#### DATA SUPPLIED:
╔══

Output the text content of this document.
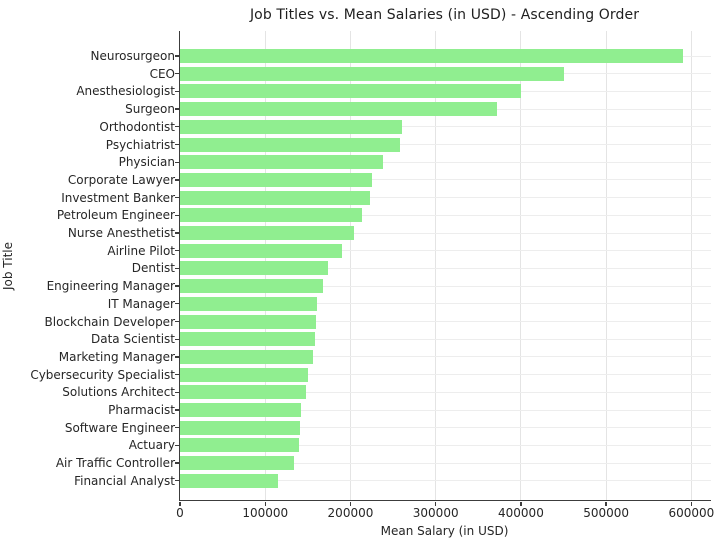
Job Titles vs. Mean Salaries (in USD) - Ascending Order
Job Title
0	100000	200000	300000	400000	500000	600000
Neurosurgeon
CEO
Anesthesiologist
Surgeon
Orthodontist
Psychiatrist
Physician
Corporate Lawyer
Investment Banker
Petroleum Engineer
Nurse Anesthetist
Airline Pilot
Dentist
Engineering Manager
IT Manager
Blockchain Developer
Data Scientist
Marketing Manager
Cybersecurity Specialist
Solutions Architect
Pharmacist
Software Engineer
Actuary
Air Traffic Controller
Financial Analyst
Mean Salary (in USD)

╚══

What comes back should match the records exactly, minus any pictures.

#### FULL SOLUTION:
Output the text content of this document.
Job Titles vs. Mean Salaries (in USD) - Ascending Order
Job Title
0	100000	200000	300000	400000	500000	600000
Neurosurgeon
CEO
Anesthesiologist
Surgeon
Orthodontist
Psychiatrist
Physician
Corporate Lawyer
Investment Banker
Petroleum Engineer
Nurse Anesthetist
Airline Pilot
Dentist
Engineering Manager
IT Manager
Blockchain Developer
Data Scientist
Marketing Manager
Cybersecurity Specialist
Solutions Architect
Pharmacist
Software Engineer
Actuary
Air Traffic Controller
Financial Analyst
Mean Salary (in USD)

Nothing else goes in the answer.